Leave out the pictures and transcribe everything else exactly.

** Start of SUPPLIED MATERIAL **

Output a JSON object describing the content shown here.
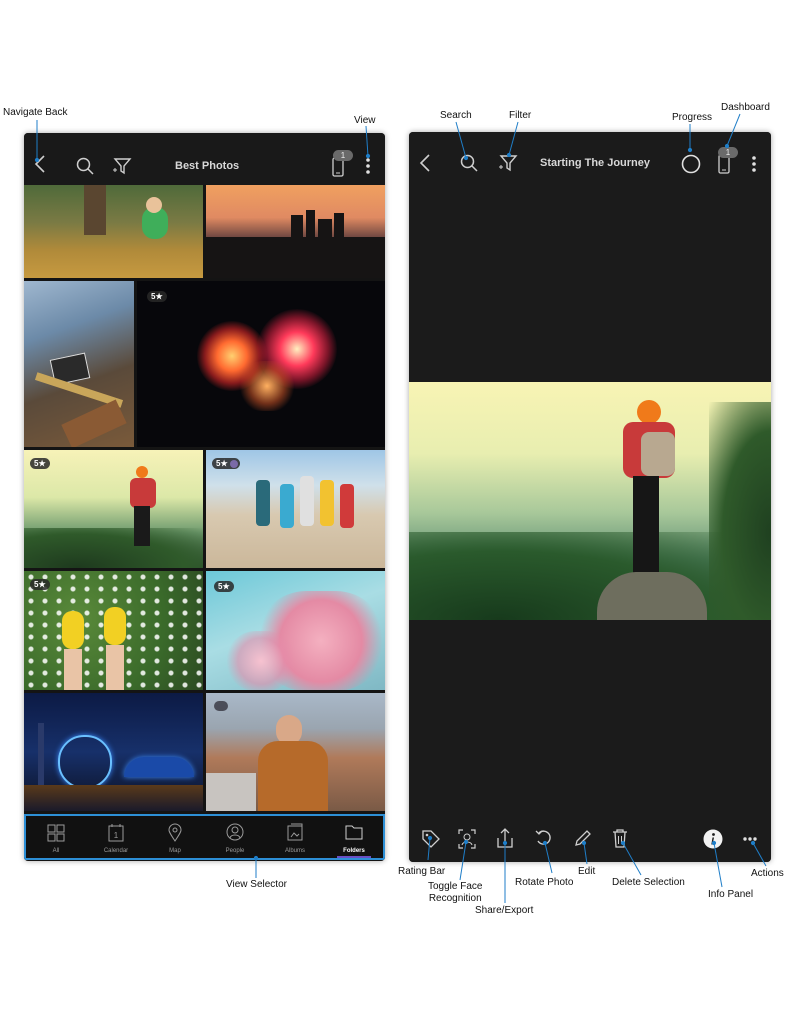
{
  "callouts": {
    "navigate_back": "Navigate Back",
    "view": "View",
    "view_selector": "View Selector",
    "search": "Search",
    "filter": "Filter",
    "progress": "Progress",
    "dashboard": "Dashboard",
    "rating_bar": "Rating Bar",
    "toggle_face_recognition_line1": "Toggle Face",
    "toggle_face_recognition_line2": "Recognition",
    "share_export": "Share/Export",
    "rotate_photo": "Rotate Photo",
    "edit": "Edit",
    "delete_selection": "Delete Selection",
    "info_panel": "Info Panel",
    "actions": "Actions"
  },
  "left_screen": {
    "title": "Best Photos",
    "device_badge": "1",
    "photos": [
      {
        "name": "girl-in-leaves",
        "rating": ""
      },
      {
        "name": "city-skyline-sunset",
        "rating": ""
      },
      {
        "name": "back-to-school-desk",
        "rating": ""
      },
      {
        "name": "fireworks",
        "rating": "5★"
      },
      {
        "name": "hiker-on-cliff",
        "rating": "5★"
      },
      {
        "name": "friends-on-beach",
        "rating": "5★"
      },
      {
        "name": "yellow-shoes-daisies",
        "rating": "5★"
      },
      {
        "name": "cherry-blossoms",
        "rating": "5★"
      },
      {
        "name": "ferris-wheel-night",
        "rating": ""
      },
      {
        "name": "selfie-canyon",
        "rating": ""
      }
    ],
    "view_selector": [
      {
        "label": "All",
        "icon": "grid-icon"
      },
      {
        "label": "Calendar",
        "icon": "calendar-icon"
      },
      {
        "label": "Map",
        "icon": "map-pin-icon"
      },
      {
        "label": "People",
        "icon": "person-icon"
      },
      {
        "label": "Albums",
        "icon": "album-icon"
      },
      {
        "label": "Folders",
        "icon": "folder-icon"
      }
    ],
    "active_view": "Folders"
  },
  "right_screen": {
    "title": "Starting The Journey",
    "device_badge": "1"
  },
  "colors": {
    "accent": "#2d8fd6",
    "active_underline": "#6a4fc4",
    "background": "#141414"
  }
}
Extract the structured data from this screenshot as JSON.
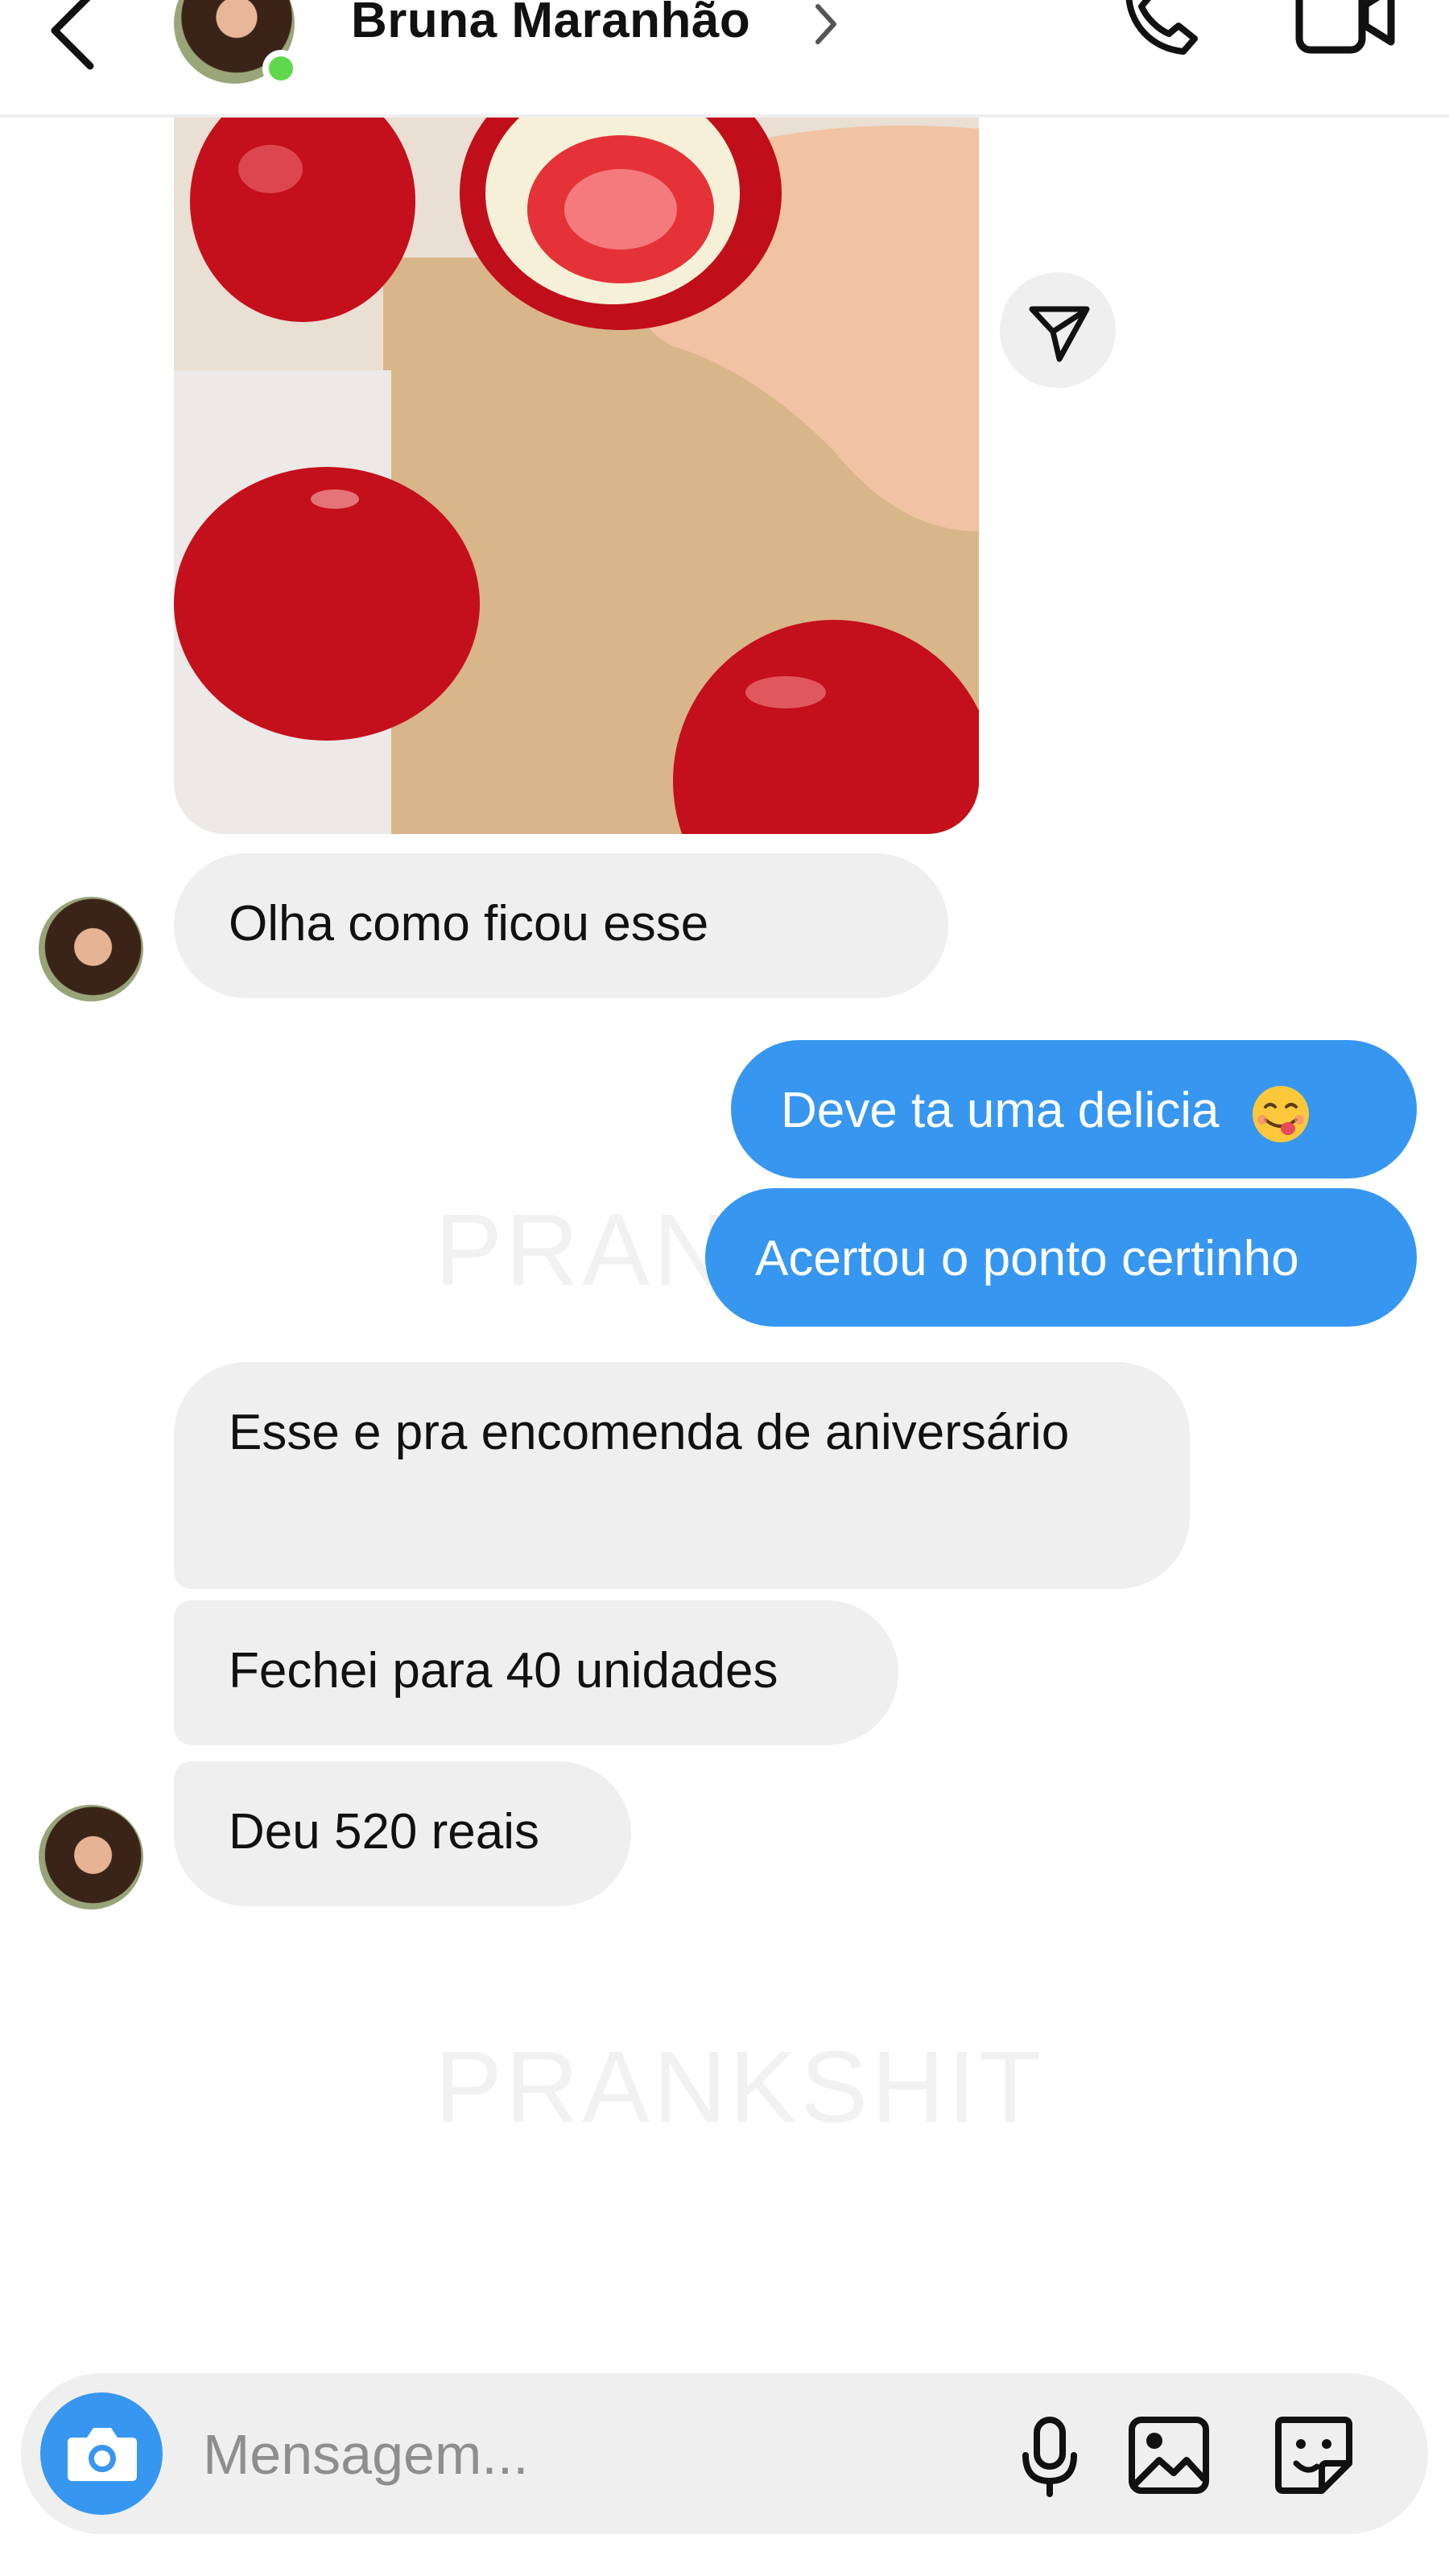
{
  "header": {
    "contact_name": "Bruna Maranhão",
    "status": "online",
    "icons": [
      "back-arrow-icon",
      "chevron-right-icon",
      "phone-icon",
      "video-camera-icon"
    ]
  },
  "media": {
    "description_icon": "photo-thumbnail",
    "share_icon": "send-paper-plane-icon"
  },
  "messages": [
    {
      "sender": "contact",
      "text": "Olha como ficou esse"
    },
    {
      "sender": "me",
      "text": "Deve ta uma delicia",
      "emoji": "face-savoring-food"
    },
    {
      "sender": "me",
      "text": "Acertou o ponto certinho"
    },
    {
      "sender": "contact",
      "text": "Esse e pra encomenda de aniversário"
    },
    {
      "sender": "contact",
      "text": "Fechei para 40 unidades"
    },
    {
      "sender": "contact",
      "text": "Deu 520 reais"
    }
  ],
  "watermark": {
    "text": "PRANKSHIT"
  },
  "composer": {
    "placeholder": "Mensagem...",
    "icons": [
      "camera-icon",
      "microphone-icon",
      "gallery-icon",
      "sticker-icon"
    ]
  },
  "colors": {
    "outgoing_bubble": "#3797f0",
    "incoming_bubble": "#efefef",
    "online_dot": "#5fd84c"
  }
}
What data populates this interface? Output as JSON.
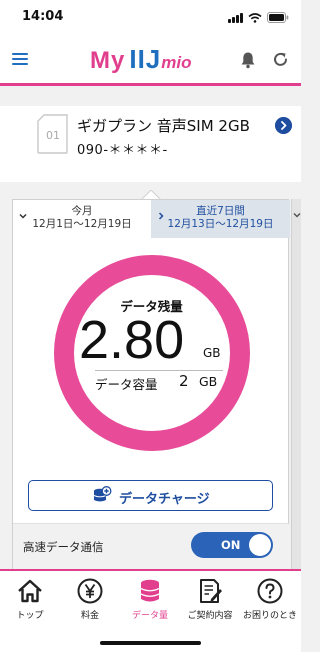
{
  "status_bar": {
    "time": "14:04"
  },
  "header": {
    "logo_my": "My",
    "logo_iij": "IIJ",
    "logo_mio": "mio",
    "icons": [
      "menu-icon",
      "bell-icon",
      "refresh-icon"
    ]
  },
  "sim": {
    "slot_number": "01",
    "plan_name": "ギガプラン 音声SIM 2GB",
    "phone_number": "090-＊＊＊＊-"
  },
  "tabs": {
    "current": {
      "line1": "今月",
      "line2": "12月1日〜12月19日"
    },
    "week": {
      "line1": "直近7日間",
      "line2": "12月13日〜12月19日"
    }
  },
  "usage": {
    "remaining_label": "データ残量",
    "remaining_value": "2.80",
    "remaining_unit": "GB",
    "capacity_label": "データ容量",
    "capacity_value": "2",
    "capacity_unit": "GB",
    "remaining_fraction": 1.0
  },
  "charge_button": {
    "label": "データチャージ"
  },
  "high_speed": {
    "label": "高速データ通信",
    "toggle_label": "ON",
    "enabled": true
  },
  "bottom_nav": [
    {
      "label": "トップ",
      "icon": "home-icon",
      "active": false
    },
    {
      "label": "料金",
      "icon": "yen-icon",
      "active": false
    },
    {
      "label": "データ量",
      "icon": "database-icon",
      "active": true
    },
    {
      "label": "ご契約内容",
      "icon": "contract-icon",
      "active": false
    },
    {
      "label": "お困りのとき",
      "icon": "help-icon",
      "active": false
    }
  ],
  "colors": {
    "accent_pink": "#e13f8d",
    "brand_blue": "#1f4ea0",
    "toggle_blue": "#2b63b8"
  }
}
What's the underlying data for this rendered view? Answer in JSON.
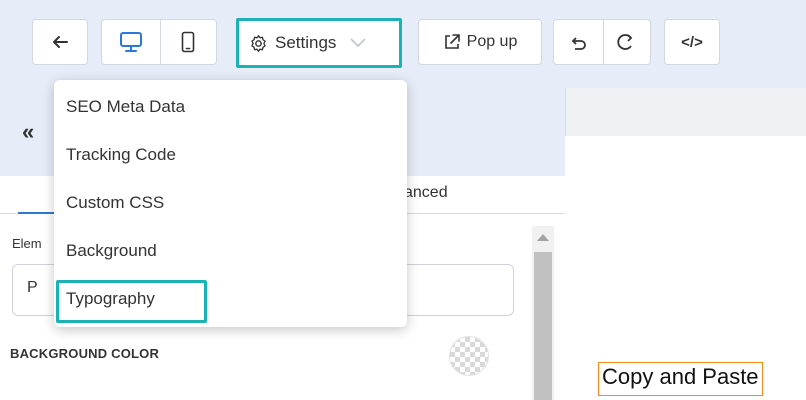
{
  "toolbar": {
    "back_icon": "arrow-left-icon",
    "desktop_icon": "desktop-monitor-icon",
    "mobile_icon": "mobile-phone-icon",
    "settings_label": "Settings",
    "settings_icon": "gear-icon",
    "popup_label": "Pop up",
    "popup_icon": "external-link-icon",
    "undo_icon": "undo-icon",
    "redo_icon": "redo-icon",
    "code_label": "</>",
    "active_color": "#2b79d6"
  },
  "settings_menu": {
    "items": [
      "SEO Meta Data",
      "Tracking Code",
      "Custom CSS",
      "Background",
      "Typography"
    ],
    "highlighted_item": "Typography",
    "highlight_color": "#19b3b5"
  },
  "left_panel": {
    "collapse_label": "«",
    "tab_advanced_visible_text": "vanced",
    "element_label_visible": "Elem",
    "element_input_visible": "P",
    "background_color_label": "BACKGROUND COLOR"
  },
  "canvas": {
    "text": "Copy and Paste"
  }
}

** End of SUPPLIED MATERIAL **

■ SOLUTION FOR THIS PROBLEM
Output a JSON object describing the content shown here.
{
  "callouts": {
    "navigate_back": "Navigate Back",
    "view": "View",
    "view_selector": "View Selector",
    "search": "Search",
    "filter": "Filter",
    "progress": "Progress",
    "dashboard": "Dashboard",
    "rating_bar": "Rating Bar",
    "toggle_face_recognition_line1": "Toggle Face",
    "toggle_face_recognition_line2": "Recognition",
    "share_export": "Share/Export",
    "rotate_photo": "Rotate Photo",
    "edit": "Edit",
    "delete_selection": "Delete Selection",
    "info_panel": "Info Panel",
    "actions": "Actions"
  },
  "left_screen": {
    "title": "Best Photos",
    "device_badge": "1",
    "photos": [
      {
        "name": "girl-in-leaves",
        "rating": ""
      },
      {
        "name": "city-skyline-sunset",
        "rating": ""
      },
      {
        "name": "back-to-school-desk",
        "rating": ""
      },
      {
        "name": "fireworks",
        "rating": "5★"
      },
      {
        "name": "hiker-on-cliff",
        "rating": "5★"
      },
      {
        "name": "friends-on-beach",
        "rating": "5★"
      },
      {
        "name": "yellow-shoes-daisies",
        "rating": "5★"
      },
      {
        "name": "cherry-blossoms",
        "rating": "5★"
      },
      {
        "name": "ferris-wheel-night",
        "rating": ""
      },
      {
        "name": "selfie-canyon",
        "rating": ""
      }
    ],
    "view_selector": [
      {
        "label": "All",
        "icon": "grid-icon"
      },
      {
        "label": "Calendar",
        "icon": "calendar-icon"
      },
      {
        "label": "Map",
        "icon": "map-pin-icon"
      },
      {
        "label": "People",
        "icon": "person-icon"
      },
      {
        "label": "Albums",
        "icon": "album-icon"
      },
      {
        "label": "Folders",
        "icon": "folder-icon"
      }
    ],
    "active_view": "Folders"
  },
  "right_screen": {
    "title": "Starting The Journey",
    "device_badge": "1"
  },
  "colors": {
    "accent": "#2d8fd6",
    "active_underline": "#6a4fc4",
    "background": "#141414"
  }
}
Extract the structured data from this screenshot as JSON.
{
  "header": {
    "contact_name": "Bruna Maranhão",
    "status": "online",
    "icons": [
      "back-arrow-icon",
      "chevron-right-icon",
      "phone-icon",
      "video-camera-icon"
    ]
  },
  "media": {
    "description_icon": "photo-thumbnail",
    "share_icon": "send-paper-plane-icon"
  },
  "messages": [
    {
      "sender": "contact",
      "text": "Olha como ficou esse"
    },
    {
      "sender": "me",
      "text": "Deve ta uma delicia",
      "emoji": "face-savoring-food"
    },
    {
      "sender": "me",
      "text": "Acertou o ponto certinho"
    },
    {
      "sender": "contact",
      "text": "Esse e pra encomenda de aniversário"
    },
    {
      "sender": "contact",
      "text": "Fechei para 40 unidades"
    },
    {
      "sender": "contact",
      "text": "Deu 520 reais"
    }
  ],
  "watermark": {
    "text": "PRANKSHIT"
  },
  "composer": {
    "placeholder": "Mensagem...",
    "icons": [
      "camera-icon",
      "microphone-icon",
      "gallery-icon",
      "sticker-icon"
    ]
  },
  "colors": {
    "outgoing_bubble": "#3797f0",
    "incoming_bubble": "#efefef",
    "online_dot": "#5fd84c"
  }
}
What data populates this interface? Output as JSON.
{
  "status_bar": {
    "time": "14:04"
  },
  "header": {
    "logo_my": "My",
    "logo_iij": "IIJ",
    "logo_mio": "mio",
    "icons": [
      "menu-icon",
      "bell-icon",
      "refresh-icon"
    ]
  },
  "sim": {
    "slot_number": "01",
    "plan_name": "ギガプラン 音声SIM 2GB",
    "phone_number": "090-＊＊＊＊-"
  },
  "tabs": {
    "current": {
      "line1": "今月",
      "line2": "12月1日〜12月19日"
    },
    "week": {
      "line1": "直近7日間",
      "line2": "12月13日〜12月19日"
    }
  },
  "usage": {
    "remaining_label": "データ残量",
    "remaining_value": "2.80",
    "remaining_unit": "GB",
    "capacity_label": "データ容量",
    "capacity_value": "2",
    "capacity_unit": "GB",
    "remaining_fraction": 1.0
  },
  "charge_button": {
    "label": "データチャージ"
  },
  "high_speed": {
    "label": "高速データ通信",
    "toggle_label": "ON",
    "enabled": true
  },
  "bottom_nav": [
    {
      "label": "トップ",
      "icon": "home-icon",
      "active": false
    },
    {
      "label": "料金",
      "icon": "yen-icon",
      "active": false
    },
    {
      "label": "データ量",
      "icon": "database-icon",
      "active": true
    },
    {
      "label": "ご契約内容",
      "icon": "contract-icon",
      "active": false
    },
    {
      "label": "お困りのとき",
      "icon": "help-icon",
      "active": false
    }
  ],
  "colors": {
    "accent_pink": "#e13f8d",
    "brand_blue": "#1f4ea0",
    "toggle_blue": "#2b63b8"
  }
}
What's the underlying data for this rendered view? Answer in JSON.
{
  "toolbar": {
    "back_icon": "arrow-left-icon",
    "desktop_icon": "desktop-monitor-icon",
    "mobile_icon": "mobile-phone-icon",
    "settings_label": "Settings",
    "settings_icon": "gear-icon",
    "popup_label": "Pop up",
    "popup_icon": "external-link-icon",
    "undo_icon": "undo-icon",
    "redo_icon": "redo-icon",
    "code_label": "</>",
    "active_color": "#2b79d6"
  },
  "settings_menu": {
    "items": [
      "SEO Meta Data",
      "Tracking Code",
      "Custom CSS",
      "Background",
      "Typography"
    ],
    "highlighted_item": "Typography",
    "highlight_color": "#19b3b5"
  },
  "left_panel": {
    "collapse_label": "«",
    "tab_advanced_visible_text": "vanced",
    "element_label_visible": "Elem",
    "element_input_visible": "P",
    "background_color_label": "BACKGROUND COLOR"
  },
  "canvas": {
    "text": "Copy and Paste"
  }
}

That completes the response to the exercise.